■ The task ■
Give the data again exactly as written, skipping any pictures.

■ Raw data ■

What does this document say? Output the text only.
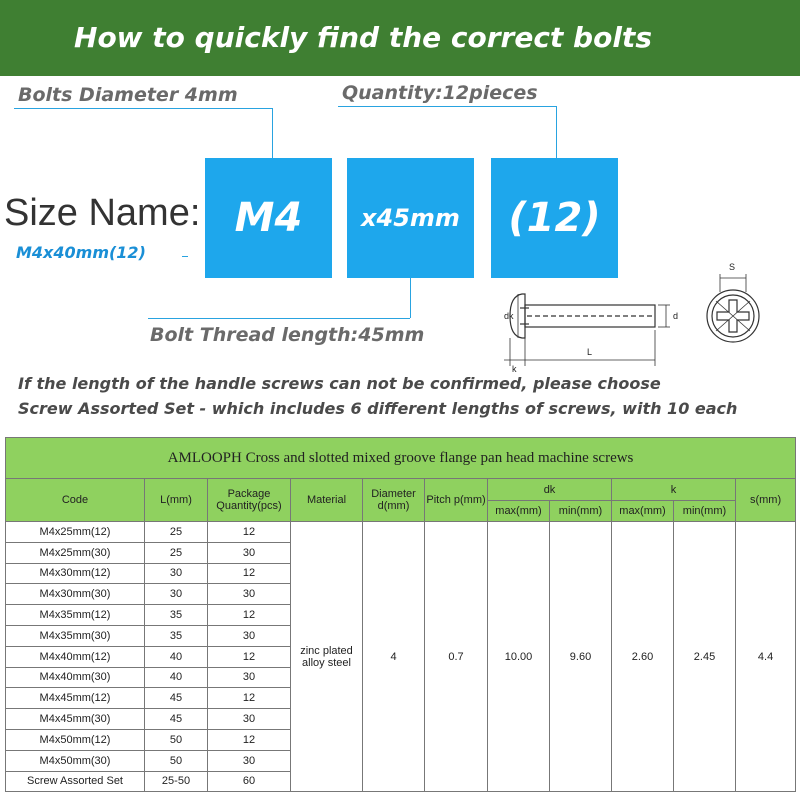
How to quickly find the correct bolts
Bolts Diameter 4mm	Quantity:12pieces
M4	x45mm	(12)
Size Name:
M4x40mm(12)
Bolt Thread length:45mm
S
dk	d
L
k
If the length of the handle screws can not be confirmed, please choose
Screw Assorted Set - which includes 6 different lengths of screws, with 10 each
AMLOOPH Cross and slotted mixed groove flange pan head machine screws										
Code	L(mm)	Package Quantity(pcs)	Material	Diameter d(mm)	Pitch p(mm)	dk		k		s(mm)
						max(mm)	min(mm)	max(mm)	min(mm)	
M4x25mm(12)	25	12	zinc plated alloy steel	4	0.7	10.00	9.60	2.60	2.45	4.4
M4x25mm(30)	25	30								
M4x30mm(12)	30	12								
M4x30mm(30)	30	30								
M4x35mm(12)	35	12								
M4x35mm(30)	35	30								
M4x40mm(12)	40	12								
M4x40mm(30)	40	30								
M4x45mm(12)	45	12								
M4x45mm(30)	45	30								
M4x50mm(12)	50	12								
M4x50mm(30)	50	30								
Screw Assorted Set	25-50	60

■ Solution for this problem ■
What does this document say? Output the text only.
How to quickly find the correct bolts
Bolts Diameter 4mm	Quantity:12pieces
M4	x45mm	(12)
Size Name:
M4x40mm(12)
Bolt Thread length:45mm
S
dk	d
L
k
If the length of the handle screws can not be confirmed, please choose
Screw Assorted Set - which includes 6 different lengths of screws, with 10 each
AMLOOPH Cross and slotted mixed groove flange pan head machine screws										
Code	L(mm)	Package Quantity(pcs)	Material	Diameter d(mm)	Pitch p(mm)	dk		k		s(mm)
						max(mm)	min(mm)	max(mm)	min(mm)	
M4x25mm(12)	25	12	zinc plated alloy steel	4	0.7	10.00	9.60	2.60	2.45	4.4
M4x25mm(30)	25	30								
M4x30mm(12)	30	12								
M4x30mm(30)	30	30								
M4x35mm(12)	35	12								
M4x35mm(30)	35	30								
M4x40mm(12)	40	12								
M4x40mm(30)	40	30								
M4x45mm(12)	45	12								
M4x45mm(30)	45	30								
M4x50mm(12)	50	12								
M4x50mm(30)	50	30								
Screw Assorted Set	25-50	60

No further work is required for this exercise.